▶ Actions to take
a – Condense the paragraph beginning "Scotland Yard announced" from the article on Diana conspiracy theories, keeping its main facts.
b – Extend the article on Diana conspiracy theories, picking up after its final sentence.

These
are the golden days for conspiracy theorists. If you believed your government
was spying on you, Edward Snowden’s revelations have shown you’re probably
right. WikiLeaks and Bradley Manning laid bare a world in which the authorities
routinely do one thing and say another. You may be paranoid, but they’re still
out to get you — or at least to detain you at Heathrow Airport for questioning.
Now,
just a week after the 16 years since a Mercedes plowed into a pillar in the
Pont de l’Alma tunnel on August 31, 1997, depriving Britain of her People’s
Princess and the young royals William and Harry of their mother, along comes a
fresh allegation in the story that has generated more conspiracy theories than
any other.
Scotland
Yard announced that it is “scoping” new information about the Paris car crash
that killed Diana, Princess of Wales and patron saint of conspiracy theorists.
The claim surfaced during the trial of a member of Britain’s elite and
secretive SAS army regiment; according to some reports, the estranged in-laws
of a key witness told the military police that the witness had alleged SAS
involvement in Diana’s death.

▶ Recorded data

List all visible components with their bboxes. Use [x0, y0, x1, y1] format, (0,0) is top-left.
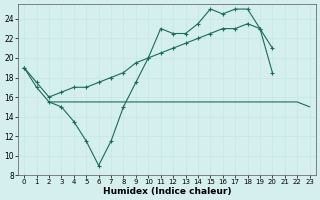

▶ Final results
a – Scotland Yard said it is "scoping" new information about the Paris car crash that killed Diana, Princess of Wales. The claim came up at the trial of a member of Britain's SAS regiment. According to some reports, the estranged in-laws of a key witness told military police that the witness had alleged SAS involvement in her death.

b –
The
circumstances of that death, though, have been exhaustively investigated, by
the authorities in France and the U.K., most recently in the 90-day inquest at
London’s Royal Courts of Justice that reached the conclusion in April 2008 that
the Princess and her boyfriend Dodi Fayed had been “unlawfully killed.” The
verdict highlighted the “gross negligence” of the driver Henri Paul, who died
at the wheel and was found to have blood alcohol three times above the French
legal limit, and of the paparazzi, whose reckless pursuit of the couple sparked
the high-speed chase that ended in tragedy.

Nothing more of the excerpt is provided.